* WHAT THE TASK ASKS
The entries below should be transcribed in their entirety, exactly as written.

(Entries from a dataset)
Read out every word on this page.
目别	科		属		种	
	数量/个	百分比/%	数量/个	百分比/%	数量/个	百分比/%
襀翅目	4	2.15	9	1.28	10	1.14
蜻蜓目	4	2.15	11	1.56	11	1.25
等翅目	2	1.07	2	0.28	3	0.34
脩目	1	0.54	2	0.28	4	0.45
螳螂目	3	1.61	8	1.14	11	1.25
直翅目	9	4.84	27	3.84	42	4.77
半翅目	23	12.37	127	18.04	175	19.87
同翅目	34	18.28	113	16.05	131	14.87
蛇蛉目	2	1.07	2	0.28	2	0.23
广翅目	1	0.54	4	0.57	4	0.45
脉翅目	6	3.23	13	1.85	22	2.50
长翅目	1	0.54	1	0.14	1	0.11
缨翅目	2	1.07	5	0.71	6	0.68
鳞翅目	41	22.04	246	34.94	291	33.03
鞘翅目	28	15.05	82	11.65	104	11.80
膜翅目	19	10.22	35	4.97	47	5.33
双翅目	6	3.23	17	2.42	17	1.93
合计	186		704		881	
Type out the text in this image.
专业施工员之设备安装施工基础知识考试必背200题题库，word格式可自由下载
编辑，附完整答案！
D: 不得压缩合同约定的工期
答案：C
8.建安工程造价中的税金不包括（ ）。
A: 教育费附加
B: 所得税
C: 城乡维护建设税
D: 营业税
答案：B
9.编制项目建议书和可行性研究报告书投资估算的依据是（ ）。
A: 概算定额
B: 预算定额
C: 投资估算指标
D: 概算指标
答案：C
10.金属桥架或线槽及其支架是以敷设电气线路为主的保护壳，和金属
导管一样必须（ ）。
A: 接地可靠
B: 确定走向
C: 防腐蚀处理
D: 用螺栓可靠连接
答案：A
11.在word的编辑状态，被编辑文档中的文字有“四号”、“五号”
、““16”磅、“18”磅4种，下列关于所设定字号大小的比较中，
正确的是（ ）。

* THE OUTPUT
Read out every word on this page.
目别	科		属		种	
	数量/个	百分比/%	数量/个	百分比/%	数量/个	百分比/%
襀翅目	4	2.15	9	1.28	10	1.14
蜻蜓目	4	2.15	11	1.56	11	1.25
等翅目	2	1.07	2	0.28	3	0.34
脩目	1	0.54	2	0.28	4	0.45
螳螂目	3	1.61	8	1.14	11	1.25
直翅目	9	4.84	27	3.84	42	4.77
半翅目	23	12.37	127	18.04	175	19.87
同翅目	34	18.28	113	16.05	131	14.87
蛇蛉目	2	1.07	2	0.28	2	0.23
广翅目	1	0.54	4	0.57	4	0.45
脉翅目	6	3.23	13	1.85	22	2.50
长翅目	1	0.54	1	0.14	1	0.11
缨翅目	2	1.07	5	0.71	6	0.68
鳞翅目	41	22.04	246	34.94	291	33.03
鞘翅目	28	15.05	82	11.65	104	11.80
膜翅目	19	10.22	35	4.97	47	5.33
双翅目	6	3.23	17	2.42	17	1.93
合计	186		704		881	
Type out the text in this image.
专业施工员之设备安装施工基础知识考试必背200题题库，word格式可自由下载
编辑，附完整答案！
D: 不得压缩合同约定的工期
答案：C
8.建安工程造价中的税金不包括（ ）。
A: 教育费附加
B: 所得税
C: 城乡维护建设税
D: 营业税
答案：B
9.编制项目建议书和可行性研究报告书投资估算的依据是（ ）。
A: 概算定额
B: 预算定额
C: 投资估算指标
D: 概算指标
答案：C
10.金属桥架或线槽及其支架是以敷设电气线路为主的保护壳，和金属
导管一样必须（ ）。
A: 接地可靠
B: 确定走向
C: 防腐蚀处理
D: 用螺栓可靠连接
答案：A
11.在word的编辑状态，被编辑文档中的文字有“四号”、“五号”
、““16”磅、“18”磅4种，下列关于所设定字号大小的比较中，
正确的是（ ）。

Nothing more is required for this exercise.